Aim ::
Your task is to reproduce the entries below word for word.

Recorded information ::
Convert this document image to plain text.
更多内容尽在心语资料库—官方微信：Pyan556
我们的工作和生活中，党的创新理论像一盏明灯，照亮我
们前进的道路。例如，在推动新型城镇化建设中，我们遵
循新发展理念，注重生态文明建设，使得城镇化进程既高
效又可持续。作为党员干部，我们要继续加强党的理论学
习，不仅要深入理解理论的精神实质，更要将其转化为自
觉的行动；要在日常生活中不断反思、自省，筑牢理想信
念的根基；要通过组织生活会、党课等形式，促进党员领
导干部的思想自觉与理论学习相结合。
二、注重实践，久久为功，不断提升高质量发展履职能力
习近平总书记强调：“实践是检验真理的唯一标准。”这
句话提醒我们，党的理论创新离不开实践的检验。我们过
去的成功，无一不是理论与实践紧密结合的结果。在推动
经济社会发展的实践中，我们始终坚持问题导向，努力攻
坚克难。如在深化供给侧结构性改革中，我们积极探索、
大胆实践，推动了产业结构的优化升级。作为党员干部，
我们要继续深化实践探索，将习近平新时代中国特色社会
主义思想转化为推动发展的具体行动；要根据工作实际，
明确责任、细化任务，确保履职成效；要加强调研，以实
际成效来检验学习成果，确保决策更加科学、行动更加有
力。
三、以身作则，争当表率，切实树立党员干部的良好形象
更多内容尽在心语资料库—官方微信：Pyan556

Complete response ::
Convert this document image to plain text.
更多内容尽在心语资料库—官方微信：Pyan556
我们的工作和生活中，党的创新理论像一盏明灯，照亮我
们前进的道路。例如，在推动新型城镇化建设中，我们遵
循新发展理念，注重生态文明建设，使得城镇化进程既高
效又可持续。作为党员干部，我们要继续加强党的理论学
习，不仅要深入理解理论的精神实质，更要将其转化为自
觉的行动；要在日常生活中不断反思、自省，筑牢理想信
念的根基；要通过组织生活会、党课等形式，促进党员领
导干部的思想自觉与理论学习相结合。
二、注重实践，久久为功，不断提升高质量发展履职能力
习近平总书记强调：“实践是检验真理的唯一标准。”这
句话提醒我们，党的理论创新离不开实践的检验。我们过
去的成功，无一不是理论与实践紧密结合的结果。在推动
经济社会发展的实践中，我们始终坚持问题导向，努力攻
坚克难。如在深化供给侧结构性改革中，我们积极探索、
大胆实践，推动了产业结构的优化升级。作为党员干部，
我们要继续深化实践探索，将习近平新时代中国特色社会
主义思想转化为推动发展的具体行动；要根据工作实际，
明确责任、细化任务，确保履职成效；要加强调研，以实
际成效来检验学习成果，确保决策更加科学、行动更加有
力。
三、以身作则，争当表率，切实树立党员干部的良好形象
更多内容尽在心语资料库—官方微信：Pyan556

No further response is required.